> **Exercise**
Quote the whole listing verbatim.

> **Excerpted data**
════════════════
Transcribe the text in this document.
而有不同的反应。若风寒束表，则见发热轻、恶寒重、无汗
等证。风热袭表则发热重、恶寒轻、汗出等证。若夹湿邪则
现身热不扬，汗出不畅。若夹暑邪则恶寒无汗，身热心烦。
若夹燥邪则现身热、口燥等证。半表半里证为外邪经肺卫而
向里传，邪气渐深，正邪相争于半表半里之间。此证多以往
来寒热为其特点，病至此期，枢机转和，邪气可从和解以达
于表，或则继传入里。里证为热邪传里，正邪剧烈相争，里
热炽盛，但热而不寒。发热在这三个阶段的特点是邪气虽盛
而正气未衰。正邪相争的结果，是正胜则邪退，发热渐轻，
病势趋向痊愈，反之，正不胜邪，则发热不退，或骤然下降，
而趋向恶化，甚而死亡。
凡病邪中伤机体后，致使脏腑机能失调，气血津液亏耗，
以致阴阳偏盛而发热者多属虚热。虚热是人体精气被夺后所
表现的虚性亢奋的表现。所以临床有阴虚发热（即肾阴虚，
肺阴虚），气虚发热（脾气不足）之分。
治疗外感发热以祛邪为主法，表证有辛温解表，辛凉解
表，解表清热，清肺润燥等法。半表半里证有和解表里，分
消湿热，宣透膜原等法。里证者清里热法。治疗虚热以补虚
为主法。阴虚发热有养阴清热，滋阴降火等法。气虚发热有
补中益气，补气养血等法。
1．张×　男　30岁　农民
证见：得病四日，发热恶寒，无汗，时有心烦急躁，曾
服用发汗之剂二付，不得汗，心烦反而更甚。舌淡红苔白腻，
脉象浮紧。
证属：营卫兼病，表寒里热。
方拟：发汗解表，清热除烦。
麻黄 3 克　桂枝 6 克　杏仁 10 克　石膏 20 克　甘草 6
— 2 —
════════════════
> **Final result**
Transcribe the text in this document.
而有不同的反应。若风寒束表，则见发热轻、恶寒重、无汗
等证。风热袭表则发热重、恶寒轻、汗出等证。若夹湿邪则
现身热不扬，汗出不畅。若夹暑邪则恶寒无汗，身热心烦。
若夹燥邪则现身热、口燥等证。半表半里证为外邪经肺卫而
向里传，邪气渐深，正邪相争于半表半里之间。此证多以往
来寒热为其特点，病至此期，枢机转和，邪气可从和解以达
于表，或则继传入里。里证为热邪传里，正邪剧烈相争，里
热炽盛，但热而不寒。发热在这三个阶段的特点是邪气虽盛
而正气未衰。正邪相争的结果，是正胜则邪退，发热渐轻，
病势趋向痊愈，反之，正不胜邪，则发热不退，或骤然下降，
而趋向恶化，甚而死亡。
凡病邪中伤机体后，致使脏腑机能失调，气血津液亏耗，
以致阴阳偏盛而发热者多属虚热。虚热是人体精气被夺后所
表现的虚性亢奋的表现。所以临床有阴虚发热（即肾阴虚，
肺阴虚），气虚发热（脾气不足）之分。
治疗外感发热以祛邪为主法，表证有辛温解表，辛凉解
表，解表清热，清肺润燥等法。半表半里证有和解表里，分
消湿热，宣透膜原等法。里证者清里热法。治疗虚热以补虚
为主法。阴虚发热有养阴清热，滋阴降火等法。气虚发热有
补中益气，补气养血等法。
1．张×　男　30岁　农民
证见：得病四日，发热恶寒，无汗，时有心烦急躁，曾
服用发汗之剂二付，不得汗，心烦反而更甚。舌淡红苔白腻，
脉象浮紧。
证属：营卫兼病，表寒里热。
方拟：发汗解表，清热除烦。
麻黄 3 克　桂枝 6 克　杏仁 10 克　石膏 20 克　甘草 6
— 2 —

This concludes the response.